### Problem to work on
Duplicate the part of the listing that opens with the line containing "legend-tick-label: -24 (442, 731, 458, 741)" and closes with the line containing "legend-tick-label: 20 (803, 731, 814, 741)", including both of those lines.

_____

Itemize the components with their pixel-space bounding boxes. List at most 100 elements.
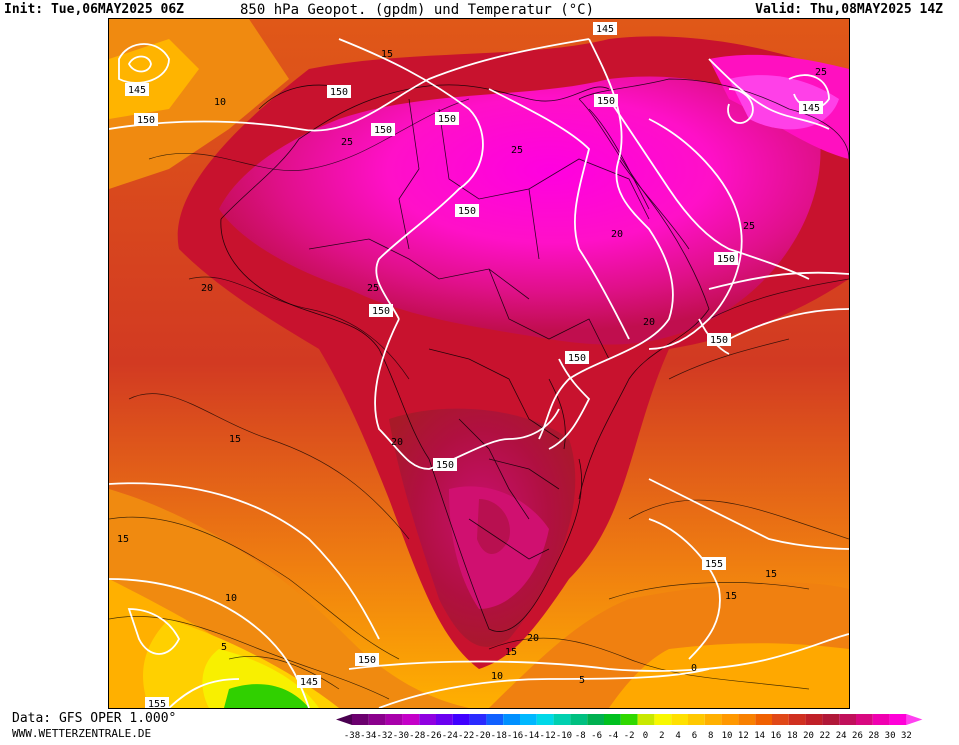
legend-tick-label: -24 (442, 731, 458, 741)
init-time: Init: Tue,06MAY2025 06Z (4, 2, 185, 17)
legend-swatch (385, 714, 403, 725)
temperature-label: 25 (367, 283, 379, 294)
legend-tick-label: 32 (901, 731, 912, 741)
legend-tick-label: 28 (868, 731, 879, 741)
legend-swatch (704, 714, 722, 725)
legend-tick-label: -12 (540, 731, 556, 741)
temperature-label: 0 (691, 663, 697, 674)
legend-tick-label: -28 (409, 731, 425, 741)
temperature-label: 20 (643, 317, 655, 328)
color-legend: -38 -34 -32 -30 -28 -26 -24 -22 -20 -18 -16 -14 -12-… (336, 713, 959, 741)
legend-swatch (587, 714, 604, 725)
temperature-label: 5 (221, 642, 227, 653)
temperature-label: 20 (611, 229, 623, 240)
temperature-label: 10 (214, 97, 226, 108)
temperature-label: 15 (725, 591, 737, 602)
legend-tick-label: -18 (491, 731, 507, 741)
geopotential-label: 150 (710, 335, 728, 346)
geopotential-label: 150 (458, 206, 476, 217)
legend-tick-label: 6 (692, 731, 697, 741)
legend-tick-label: 20 (803, 731, 814, 741)
temperature-label: 20 (527, 633, 539, 644)
legend-tick-label: 30 (885, 731, 896, 741)
legend-swatch (872, 714, 890, 725)
geopotential-label: 145 (596, 24, 614, 35)
legend-tick-label: -2 (624, 731, 635, 741)
legend-swatch (402, 714, 420, 725)
temperature-label: 10 (225, 593, 237, 604)
legend-swatch (788, 714, 806, 725)
legend-tick-label: 4 (675, 731, 680, 741)
legend-swatch (536, 714, 554, 725)
geopotential-label: 150 (374, 125, 392, 136)
temperature-label: 25 (341, 137, 353, 148)
legend-swatch (452, 714, 470, 725)
legend-tick-label: 0 (643, 731, 648, 741)
legend-swatch (856, 714, 873, 725)
legend-tick-label: -22 (458, 731, 474, 741)
temperature-label: 15 (381, 49, 393, 60)
temperature-labels: 15 10 25 25 25 25 20 20 25 20 15 20 15 1… (117, 49, 827, 686)
temperature-label: 25 (511, 145, 523, 156)
geopotential-label: 150 (436, 460, 454, 471)
geopotential-label: 145 (300, 677, 318, 688)
legend-swatch (368, 714, 386, 725)
legend-tick-label: 18 (787, 731, 798, 741)
legend-swatch (553, 714, 571, 725)
temperature-label: 25 (743, 221, 755, 232)
legend-tick-label: 10 (722, 731, 733, 741)
legend-tick-label: -32 (376, 731, 392, 741)
legend-swatch (419, 714, 436, 725)
temperature-label: 20 (201, 283, 213, 294)
legend-tick-label: 2 (659, 731, 664, 741)
legend-tick-label: 14 (754, 731, 765, 741)
geopotential-label: 150 (372, 306, 390, 317)
legend-swatch (620, 714, 638, 725)
legend-swatch (772, 714, 789, 725)
geopotential-label: 150 (568, 353, 586, 364)
geopotential-label: 150 (137, 115, 155, 126)
legend-tick-label: -8 (575, 731, 586, 741)
temperature-label: 25 (815, 67, 827, 78)
data-source: Data: GFS OPER 1.000° (12, 711, 177, 726)
legend-swatch (352, 714, 369, 725)
legend-tick-label: -20 (474, 731, 490, 741)
legend-swatch (520, 714, 537, 725)
valid-time: Valid: Thu,08MAY2025 14Z (755, 2, 943, 17)
legend-tick-label: 22 (819, 731, 830, 741)
geopotential-label: 155 (705, 559, 723, 570)
temperature-label: 15 (117, 534, 129, 545)
legend-tick-label: 16 (771, 731, 782, 741)
geopotential-label: 155 (148, 699, 166, 708)
legend-swatch (889, 714, 907, 725)
legend-arrow-right (906, 714, 923, 725)
legend-swatch (738, 714, 756, 725)
temperature-label: 20 (391, 437, 403, 448)
legend-swatch (839, 714, 856, 725)
legend-swatch (469, 714, 487, 725)
legend-tick-label: 12 (738, 731, 749, 741)
legend-tick-label: -30 (393, 731, 409, 741)
legend-tick-label: -38 (344, 731, 360, 741)
temperature-label: 15 (229, 434, 241, 445)
legend-swatch (604, 714, 621, 725)
legend-swatch (486, 714, 504, 725)
geopotential-labels: 145 150 150 150 150 145 150 150 150 150 … (125, 22, 823, 708)
geopotential-label: 150 (438, 114, 456, 125)
temperature-label: 10 (491, 671, 503, 682)
geopotential-label: 145 (128, 85, 146, 96)
legend-tick-label: -16 (507, 731, 523, 741)
legend-swatch (637, 714, 655, 725)
legend-tick-label: -4 (607, 731, 618, 741)
legend-swatch (755, 714, 772, 725)
legend-tick-label: -6 (591, 731, 602, 741)
geopotential-label: 150 (330, 87, 348, 98)
geopotential-label: 150 (358, 655, 376, 666)
geopotential-label: 150 (597, 96, 615, 107)
legend-tick-label: -14 (523, 731, 539, 741)
legend-swatch (822, 714, 840, 725)
legend-swatch (570, 714, 588, 725)
legend-arrow-left (336, 714, 352, 725)
temperature-label: 5 (579, 675, 585, 686)
legend-swatch (688, 714, 705, 725)
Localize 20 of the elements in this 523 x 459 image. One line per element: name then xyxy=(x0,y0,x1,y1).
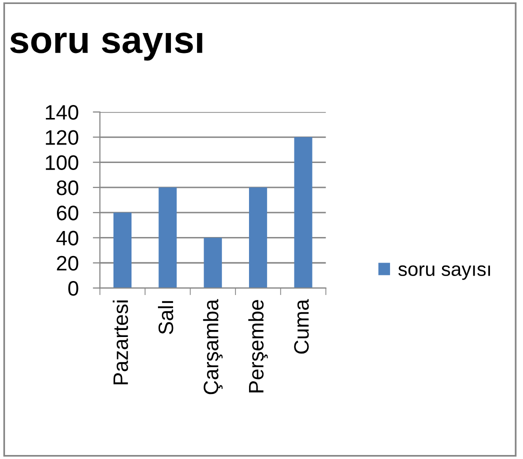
bar xyxy=(113,212,132,288)
y-tick-label: 0 xyxy=(68,281,78,296)
bar xyxy=(294,137,312,288)
y-tick-label: 60 xyxy=(56,206,78,220)
x-tick-label: Perşembe xyxy=(248,300,268,392)
x-tick-label: Salı xyxy=(158,301,174,334)
x-tick-label: Çarşamba xyxy=(203,299,223,394)
y-tick-label: 140 xyxy=(46,104,78,120)
legend-label: soru sayısı xyxy=(398,265,490,280)
bar xyxy=(249,187,268,288)
x-tick-label: Cuma xyxy=(294,299,309,354)
y-tick-label: 20 xyxy=(56,256,78,271)
bar xyxy=(204,238,222,288)
x-tick-label: Pazartesi xyxy=(112,300,128,384)
y-tick-label: 80 xyxy=(56,180,78,196)
y-tick-label: 120 xyxy=(46,130,78,145)
y-tick-label: 100 xyxy=(46,155,78,170)
bar xyxy=(158,187,177,288)
chart-title: soru sayısı xyxy=(10,32,202,61)
y-tick-label: 40 xyxy=(56,230,78,246)
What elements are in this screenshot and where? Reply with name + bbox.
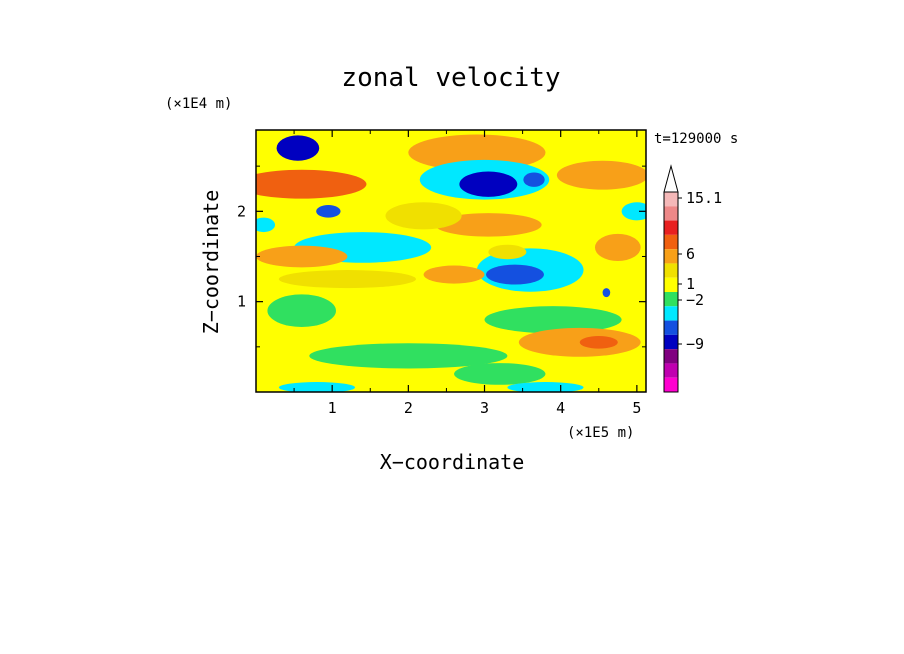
colorbar-label: 15.1 <box>686 189 722 207</box>
time-label: t=129000 s <box>654 131 738 147</box>
colorbar-swatch <box>664 277 678 292</box>
contour-region-19 <box>267 294 336 327</box>
colorbar-swatch <box>664 263 678 278</box>
contour-region-25 <box>278 382 356 392</box>
colorbar-label: 1 <box>686 275 695 293</box>
contour-region-27 <box>621 202 646 221</box>
x-tick-label: 3 <box>480 399 489 417</box>
x-tick-label: 4 <box>556 399 565 417</box>
colorbar-frame <box>663 191 679 393</box>
contour-region-5 <box>523 172 545 187</box>
colorbar-swatch <box>664 220 678 235</box>
contour-region-17 <box>278 270 416 289</box>
contour-region-12 <box>486 264 544 285</box>
colorbar-swatch <box>664 363 678 378</box>
y-unit-label: (×1E4 m) <box>165 96 232 112</box>
axis-ticks: 1 2 3 4 5 1 2 <box>237 130 646 417</box>
contour-region-14 <box>594 233 641 261</box>
contour-region-10 <box>385 202 462 230</box>
x-unit-label: (×1E5 m) <box>567 425 634 441</box>
colorbar-swatch <box>664 349 678 364</box>
chart-title: zonal velocity <box>341 63 560 93</box>
contour-region-1 <box>256 169 367 199</box>
colorbar-swatch <box>664 192 678 207</box>
colorbar-swatch <box>664 292 678 307</box>
y-tick-label: 2 <box>237 202 246 220</box>
contour-region-0 <box>276 135 320 161</box>
colorbar-swatch <box>664 377 678 392</box>
colorbar-swatch <box>664 334 678 350</box>
colorbar-label: 6 <box>686 245 695 263</box>
x-tick-label: 1 <box>328 399 337 417</box>
contour-region-4 <box>459 171 518 197</box>
contour-region-26 <box>507 382 584 392</box>
contour-region-18 <box>488 244 527 260</box>
plot-frame <box>255 129 647 393</box>
plot-area: 1 2 3 4 5 1 2 <box>237 129 647 417</box>
colorbar-label: −2 <box>686 291 704 309</box>
contour-region-15 <box>256 245 348 268</box>
colorbar: 15.1 6 1−2 −9 <box>663 164 722 393</box>
y-axis-title: Z−coordinate <box>199 190 223 335</box>
contour-region-7 <box>316 204 341 218</box>
x-axis-title: X−coordinate <box>380 450 525 474</box>
contour-region-20 <box>484 306 622 334</box>
colorbar-extend-arrow <box>663 164 679 193</box>
contour-region-9 <box>435 213 542 237</box>
contour-region-23 <box>309 343 508 369</box>
contour-region-22 <box>579 335 618 349</box>
contour-region-24 <box>454 363 546 385</box>
colorbar-swatch <box>664 249 678 264</box>
colorbar-swatch <box>664 206 678 221</box>
contour-region-6 <box>556 160 646 190</box>
colorbar-swatch <box>664 306 678 321</box>
colorbar-label: −9 <box>686 335 704 353</box>
x-tick-label: 2 <box>404 399 413 417</box>
contour-region-16 <box>423 265 485 284</box>
colorbar-swatch <box>664 234 678 250</box>
colorbar-swatch <box>664 320 678 335</box>
contour-region-13 <box>602 288 611 298</box>
y-tick-label: 1 <box>237 293 246 311</box>
x-tick-label: 5 <box>632 399 641 417</box>
velocity-field <box>256 130 646 392</box>
contour-region-28 <box>256 217 276 233</box>
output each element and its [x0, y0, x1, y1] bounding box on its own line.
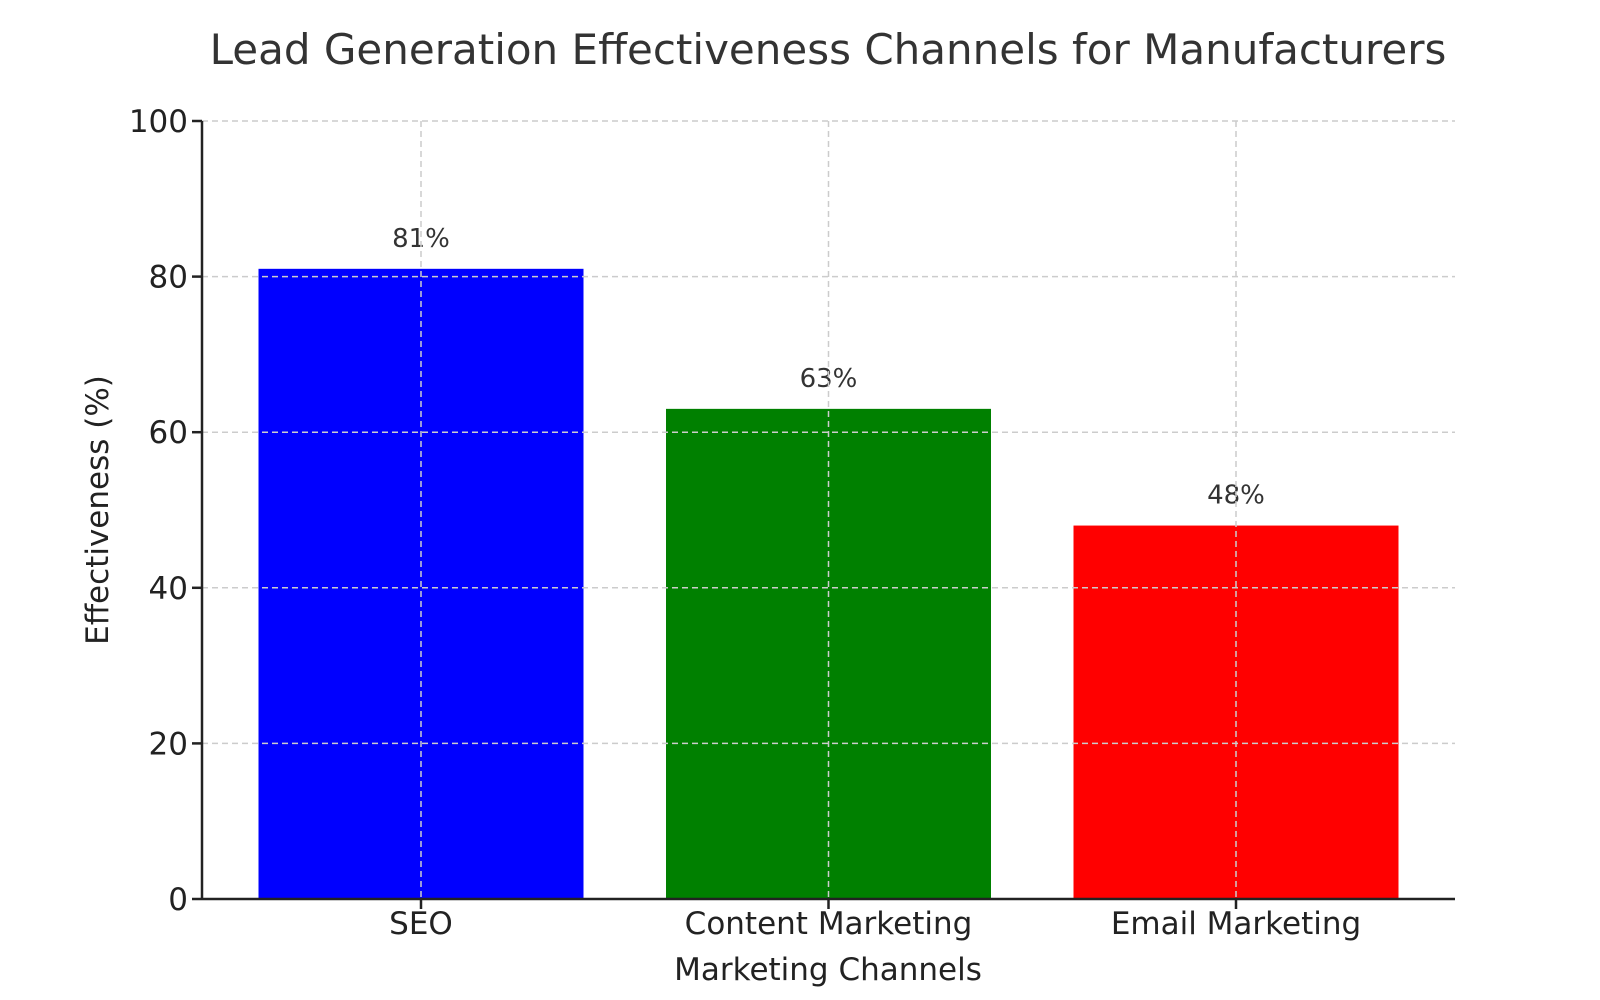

_____

### Full solution
legend-tick-label: -24 (442, 731, 458, 741)
init-time: Init: Tue,06MAY2025 06Z (4, 2, 185, 17)
legend-swatch (385, 714, 403, 725)
temperature-label: 25 (367, 283, 379, 294)
legend-tick-label: 32 (901, 731, 912, 741)
legend-tick-label: 28 (868, 731, 879, 741)
legend-swatch (704, 714, 722, 725)
legend-tick-label: -12 (540, 731, 556, 741)
temperature-label: 0 (691, 663, 697, 674)
legend-tick-label: -28 (409, 731, 425, 741)
temperature-label: 20 (643, 317, 655, 328)
color-legend: -38 -34 -32 -30 -28 -26 -24 -22 -20 -18 -16 -14 -12-… (336, 713, 959, 741)
legend-swatch (587, 714, 604, 725)
temperature-label: 5 (221, 642, 227, 653)
temperature-label: 20 (611, 229, 623, 240)
temperature-label: 10 (214, 97, 226, 108)
temperature-label: 15 (725, 591, 737, 602)
legend-tick-label: -18 (491, 731, 507, 741)
geopotential-label: 150 (710, 335, 728, 346)
geopotential-label: 150 (458, 206, 476, 217)
legend-tick-label: 6 (692, 731, 697, 741)
legend-tick-label: 20 (803, 731, 814, 741)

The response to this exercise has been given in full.